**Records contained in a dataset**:
• • • •

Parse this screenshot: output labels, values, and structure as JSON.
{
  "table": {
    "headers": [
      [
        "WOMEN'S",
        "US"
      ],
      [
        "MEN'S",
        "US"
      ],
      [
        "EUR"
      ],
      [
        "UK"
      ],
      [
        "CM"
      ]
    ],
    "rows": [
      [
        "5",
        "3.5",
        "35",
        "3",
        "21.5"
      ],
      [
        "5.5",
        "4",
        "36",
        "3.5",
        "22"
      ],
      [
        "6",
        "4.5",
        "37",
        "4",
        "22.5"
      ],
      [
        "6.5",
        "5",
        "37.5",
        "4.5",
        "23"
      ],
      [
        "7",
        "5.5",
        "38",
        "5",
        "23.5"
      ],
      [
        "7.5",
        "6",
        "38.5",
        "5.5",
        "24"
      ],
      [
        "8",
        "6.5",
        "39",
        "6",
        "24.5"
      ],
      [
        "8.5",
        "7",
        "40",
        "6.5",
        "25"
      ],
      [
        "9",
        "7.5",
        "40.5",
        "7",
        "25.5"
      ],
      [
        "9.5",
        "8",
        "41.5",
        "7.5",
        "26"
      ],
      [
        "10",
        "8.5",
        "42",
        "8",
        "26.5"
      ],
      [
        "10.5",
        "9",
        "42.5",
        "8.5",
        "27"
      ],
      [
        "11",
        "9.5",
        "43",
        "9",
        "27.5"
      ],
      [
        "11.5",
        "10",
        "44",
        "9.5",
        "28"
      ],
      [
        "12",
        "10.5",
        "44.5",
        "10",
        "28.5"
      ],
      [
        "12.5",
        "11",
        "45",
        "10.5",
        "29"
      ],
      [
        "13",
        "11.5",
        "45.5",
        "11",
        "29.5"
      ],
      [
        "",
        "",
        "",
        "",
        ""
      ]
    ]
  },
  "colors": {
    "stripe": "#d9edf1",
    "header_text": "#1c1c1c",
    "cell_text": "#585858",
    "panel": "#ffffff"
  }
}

• • • •

**TASK TO COMPLETE**: Every line above should be printed again exactly as it stands.

**REPLY**:
Parse this screenshot: output labels, values, and structure as JSON.
{
  "table": {
    "headers": [
      [
        "WOMEN'S",
        "US"
      ],
      [
        "MEN'S",
        "US"
      ],
      [
        "EUR"
      ],
      [
        "UK"
      ],
      [
        "CM"
      ]
    ],
    "rows": [
      [
        "5",
        "3.5",
        "35",
        "3",
        "21.5"
      ],
      [
        "5.5",
        "4",
        "36",
        "3.5",
        "22"
      ],
      [
        "6",
        "4.5",
        "37",
        "4",
        "22.5"
      ],
      [
        "6.5",
        "5",
        "37.5",
        "4.5",
        "23"
      ],
      [
        "7",
        "5.5",
        "38",
        "5",
        "23.5"
      ],
      [
        "7.5",
        "6",
        "38.5",
        "5.5",
        "24"
      ],
      [
        "8",
        "6.5",
        "39",
        "6",
        "24.5"
      ],
      [
        "8.5",
        "7",
        "40",
        "6.5",
        "25"
      ],
      [
        "9",
        "7.5",
        "40.5",
        "7",
        "25.5"
      ],
      [
        "9.5",
        "8",
        "41.5",
        "7.5",
        "26"
      ],
      [
        "10",
        "8.5",
        "42",
        "8",
        "26.5"
      ],
      [
        "10.5",
        "9",
        "42.5",
        "8.5",
        "27"
      ],
      [
        "11",
        "9.5",
        "43",
        "9",
        "27.5"
      ],
      [
        "11.5",
        "10",
        "44",
        "9.5",
        "28"
      ],
      [
        "12",
        "10.5",
        "44.5",
        "10",
        "28.5"
      ],
      [
        "12.5",
        "11",
        "45",
        "10.5",
        "29"
      ],
      [
        "13",
        "11.5",
        "45.5",
        "11",
        "29.5"
      ],
      [
        "",
        "",
        "",
        "",
        ""
      ]
    ]
  },
  "colors": {
    "stripe": "#d9edf1",
    "header_text": "#1c1c1c",
    "cell_text": "#585858",
    "panel": "#ffffff"
  }
}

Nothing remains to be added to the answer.